(Exercise goal)
Find every line in the records that holds the string "左西右东". Copy each one.

(Listing)
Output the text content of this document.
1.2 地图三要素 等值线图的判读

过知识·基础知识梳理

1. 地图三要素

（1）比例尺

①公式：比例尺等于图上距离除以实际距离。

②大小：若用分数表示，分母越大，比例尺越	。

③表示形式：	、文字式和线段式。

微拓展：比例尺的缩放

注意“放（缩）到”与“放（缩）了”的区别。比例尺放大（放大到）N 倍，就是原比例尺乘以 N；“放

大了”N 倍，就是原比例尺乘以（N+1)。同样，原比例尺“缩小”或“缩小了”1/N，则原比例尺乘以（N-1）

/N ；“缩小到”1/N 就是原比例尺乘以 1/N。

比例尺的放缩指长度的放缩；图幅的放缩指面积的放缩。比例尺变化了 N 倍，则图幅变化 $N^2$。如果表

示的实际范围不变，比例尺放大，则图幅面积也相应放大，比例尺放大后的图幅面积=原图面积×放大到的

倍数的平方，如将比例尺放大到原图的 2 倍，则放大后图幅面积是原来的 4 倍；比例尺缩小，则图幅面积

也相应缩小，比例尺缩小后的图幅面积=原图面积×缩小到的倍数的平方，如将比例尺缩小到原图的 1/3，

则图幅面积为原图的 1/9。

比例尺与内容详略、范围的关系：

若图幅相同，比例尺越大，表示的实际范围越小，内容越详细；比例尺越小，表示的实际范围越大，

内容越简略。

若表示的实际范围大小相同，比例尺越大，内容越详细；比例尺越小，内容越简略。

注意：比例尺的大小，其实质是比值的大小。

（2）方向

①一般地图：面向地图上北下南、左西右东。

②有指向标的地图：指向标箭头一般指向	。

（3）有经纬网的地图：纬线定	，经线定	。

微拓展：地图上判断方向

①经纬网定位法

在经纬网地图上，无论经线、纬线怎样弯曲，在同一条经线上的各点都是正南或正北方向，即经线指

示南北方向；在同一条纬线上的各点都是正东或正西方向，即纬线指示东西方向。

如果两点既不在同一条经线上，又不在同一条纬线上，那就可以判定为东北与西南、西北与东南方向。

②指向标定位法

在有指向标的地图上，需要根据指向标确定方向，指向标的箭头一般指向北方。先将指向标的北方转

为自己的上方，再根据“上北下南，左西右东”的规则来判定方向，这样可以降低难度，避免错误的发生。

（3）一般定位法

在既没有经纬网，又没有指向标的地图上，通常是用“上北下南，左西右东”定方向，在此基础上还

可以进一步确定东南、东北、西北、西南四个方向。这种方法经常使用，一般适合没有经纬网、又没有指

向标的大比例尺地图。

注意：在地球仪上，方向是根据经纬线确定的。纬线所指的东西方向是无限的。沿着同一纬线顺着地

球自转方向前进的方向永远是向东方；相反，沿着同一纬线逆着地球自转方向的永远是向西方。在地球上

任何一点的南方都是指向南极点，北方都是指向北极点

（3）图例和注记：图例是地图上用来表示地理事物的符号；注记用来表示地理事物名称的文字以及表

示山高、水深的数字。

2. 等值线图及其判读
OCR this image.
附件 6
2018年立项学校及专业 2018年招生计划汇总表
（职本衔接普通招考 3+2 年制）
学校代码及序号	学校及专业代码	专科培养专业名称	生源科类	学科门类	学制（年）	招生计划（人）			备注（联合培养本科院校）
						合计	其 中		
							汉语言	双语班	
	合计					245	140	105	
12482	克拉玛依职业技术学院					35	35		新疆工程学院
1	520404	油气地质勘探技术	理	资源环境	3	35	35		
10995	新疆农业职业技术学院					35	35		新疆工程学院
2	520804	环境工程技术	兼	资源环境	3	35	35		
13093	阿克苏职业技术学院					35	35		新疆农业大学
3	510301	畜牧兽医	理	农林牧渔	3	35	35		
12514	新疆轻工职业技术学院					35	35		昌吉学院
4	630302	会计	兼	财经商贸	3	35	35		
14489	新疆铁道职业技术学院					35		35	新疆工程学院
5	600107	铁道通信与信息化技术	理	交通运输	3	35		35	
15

(Solution)
①一般地图：面向地图上北下南、左西右东。
为自己的上方，再根据“上北下南，左西右东”的规则来判定方向，这样可以降低难度，避免错误的发生。
在既没有经纬网，又没有指向标的地图上，通常是用“上北下南，左西右东”定方向，在此基础上还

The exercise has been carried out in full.